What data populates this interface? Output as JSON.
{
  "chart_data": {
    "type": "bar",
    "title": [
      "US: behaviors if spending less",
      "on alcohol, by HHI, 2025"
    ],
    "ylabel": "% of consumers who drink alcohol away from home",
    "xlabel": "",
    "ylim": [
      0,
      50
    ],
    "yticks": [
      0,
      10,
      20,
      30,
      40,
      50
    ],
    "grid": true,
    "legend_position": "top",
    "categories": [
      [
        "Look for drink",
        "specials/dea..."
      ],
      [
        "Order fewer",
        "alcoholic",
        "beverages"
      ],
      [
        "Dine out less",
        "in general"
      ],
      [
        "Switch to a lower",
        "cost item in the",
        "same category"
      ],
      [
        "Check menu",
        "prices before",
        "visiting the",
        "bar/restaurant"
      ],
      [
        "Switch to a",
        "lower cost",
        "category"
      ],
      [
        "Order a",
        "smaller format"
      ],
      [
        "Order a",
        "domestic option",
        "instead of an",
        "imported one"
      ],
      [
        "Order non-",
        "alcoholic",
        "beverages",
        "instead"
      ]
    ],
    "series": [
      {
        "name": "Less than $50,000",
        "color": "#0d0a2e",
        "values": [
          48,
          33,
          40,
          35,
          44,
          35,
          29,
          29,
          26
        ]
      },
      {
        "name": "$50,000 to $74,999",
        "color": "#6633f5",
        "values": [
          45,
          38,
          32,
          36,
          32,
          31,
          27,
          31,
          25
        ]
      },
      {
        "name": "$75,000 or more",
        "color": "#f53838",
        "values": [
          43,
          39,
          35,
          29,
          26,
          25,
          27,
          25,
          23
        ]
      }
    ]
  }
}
----
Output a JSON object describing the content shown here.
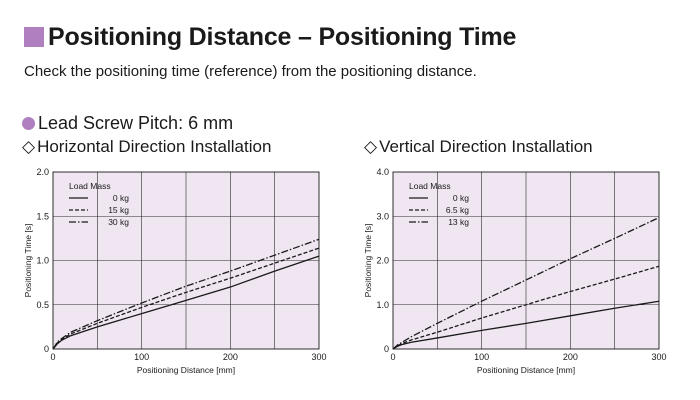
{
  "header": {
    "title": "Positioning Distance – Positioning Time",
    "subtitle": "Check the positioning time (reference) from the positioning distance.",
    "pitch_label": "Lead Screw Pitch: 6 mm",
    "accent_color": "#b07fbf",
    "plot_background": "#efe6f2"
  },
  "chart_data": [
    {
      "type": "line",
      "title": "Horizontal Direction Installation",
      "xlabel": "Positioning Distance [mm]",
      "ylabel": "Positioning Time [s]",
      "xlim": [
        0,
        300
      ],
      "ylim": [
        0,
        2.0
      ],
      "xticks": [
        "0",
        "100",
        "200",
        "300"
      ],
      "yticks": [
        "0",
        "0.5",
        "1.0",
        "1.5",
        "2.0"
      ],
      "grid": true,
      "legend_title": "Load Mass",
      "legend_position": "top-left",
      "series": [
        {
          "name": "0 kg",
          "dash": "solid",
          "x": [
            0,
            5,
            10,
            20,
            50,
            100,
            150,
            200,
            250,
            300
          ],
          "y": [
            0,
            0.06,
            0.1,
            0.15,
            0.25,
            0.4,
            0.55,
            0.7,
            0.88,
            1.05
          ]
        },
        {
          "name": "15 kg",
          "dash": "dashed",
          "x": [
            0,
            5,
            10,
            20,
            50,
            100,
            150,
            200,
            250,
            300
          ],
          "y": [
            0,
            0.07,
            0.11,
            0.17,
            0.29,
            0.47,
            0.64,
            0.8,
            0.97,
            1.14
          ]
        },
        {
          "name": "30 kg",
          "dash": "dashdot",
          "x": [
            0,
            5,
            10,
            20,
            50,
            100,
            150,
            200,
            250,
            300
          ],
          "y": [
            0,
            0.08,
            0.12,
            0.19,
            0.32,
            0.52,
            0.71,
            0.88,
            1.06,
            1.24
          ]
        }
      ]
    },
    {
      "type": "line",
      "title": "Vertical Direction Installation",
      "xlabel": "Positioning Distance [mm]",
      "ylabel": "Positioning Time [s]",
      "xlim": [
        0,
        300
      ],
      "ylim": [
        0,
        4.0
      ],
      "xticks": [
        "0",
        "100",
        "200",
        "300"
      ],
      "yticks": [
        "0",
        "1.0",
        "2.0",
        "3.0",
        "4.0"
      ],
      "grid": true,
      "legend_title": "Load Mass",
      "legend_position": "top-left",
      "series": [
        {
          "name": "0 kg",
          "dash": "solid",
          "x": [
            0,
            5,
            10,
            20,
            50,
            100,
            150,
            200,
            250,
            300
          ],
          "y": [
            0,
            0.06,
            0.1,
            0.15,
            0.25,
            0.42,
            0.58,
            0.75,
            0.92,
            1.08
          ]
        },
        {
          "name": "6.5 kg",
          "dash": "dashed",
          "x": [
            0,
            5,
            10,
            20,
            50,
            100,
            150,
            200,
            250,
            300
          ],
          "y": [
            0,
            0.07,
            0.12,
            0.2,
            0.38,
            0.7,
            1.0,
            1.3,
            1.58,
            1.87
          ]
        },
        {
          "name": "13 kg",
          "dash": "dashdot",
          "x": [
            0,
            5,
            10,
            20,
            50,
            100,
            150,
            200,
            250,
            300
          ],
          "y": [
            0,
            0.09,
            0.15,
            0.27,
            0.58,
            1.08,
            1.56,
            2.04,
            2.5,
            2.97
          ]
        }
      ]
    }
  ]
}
----
Note how many lines in the listing above hold the string "Installation", then give only that figure.

2